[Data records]

+ + +

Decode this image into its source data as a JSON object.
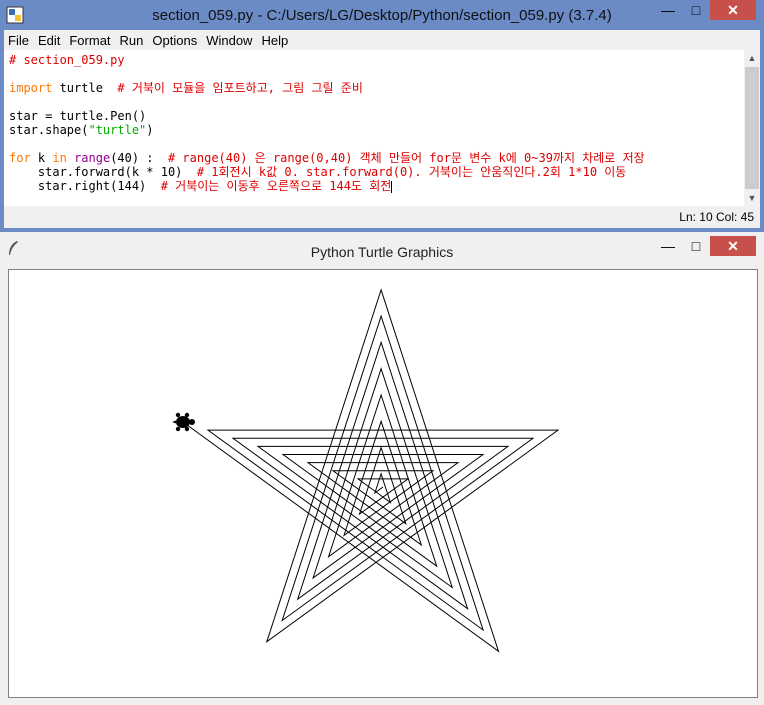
{
  "idle": {
    "title": "section_059.py - C:/Users/LG/Desktop/Python/section_059.py (3.7.4)",
    "menu": [
      "File",
      "Edit",
      "Format",
      "Run",
      "Options",
      "Window",
      "Help"
    ],
    "code": {
      "line1": "# section_059.py",
      "line3_keyword": "import",
      "line3_plain": " turtle  ",
      "line3_comment": "# 거북이 모듈을 임포트하고, 그림 그릴 준비",
      "line5": "star = turtle.Pen()",
      "line6_plain": "star.shape(",
      "line6_string": "\"turtle\"",
      "line6_close": ")",
      "line8_for": "for",
      "line8_k": " k ",
      "line8_in": "in",
      "line8_sp": " ",
      "line8_range": "range",
      "line8_args": "(40) :  ",
      "line8_comment": "# range(40) 은 range(0,40) 객체 만들어 for문 변수 k에 0~39까지 차례로 저장",
      "line9_plain": "    star.forward(k * 10)  ",
      "line9_comment": "# 1회전시 k값 0. star.forward(0). 거북이는 안움직인다.2회 1*10 이동",
      "line10_plain": "    star.right(144)  ",
      "line10_comment": "# 거북이는 이동후 오른쪽으로 144도 회전"
    },
    "status": "Ln: 10  Col: 45"
  },
  "turtle_window": {
    "title": "Python Turtle Graphics"
  },
  "colors": {
    "titlebar": "#6b8bc6",
    "close": "#c7504b",
    "comment": "#dd0000",
    "keyword": "#ff7700",
    "builtin": "#900090",
    "string": "#00aa00"
  },
  "icons": {
    "idle_app": "python-idle-icon",
    "turtle_app": "feather-icon",
    "minimize": "minimize-icon",
    "maximize": "maximize-icon",
    "close": "close-icon"
  }
}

+ + +

Stated problem.
Show every line where the string "star" appears.

Completed exercise.
      "line5": "star = turtle.Pen()",
      "line6_plain": "star.shape(",
      "line9_plain": "    star.forward(k * 10)  ",
      "line9_comment": "# 1회전시 k값 0. star.forward(0). 거북이는 안움직인다.2회 1*10 이동",
      "line10_plain": "    star.right(144)  ",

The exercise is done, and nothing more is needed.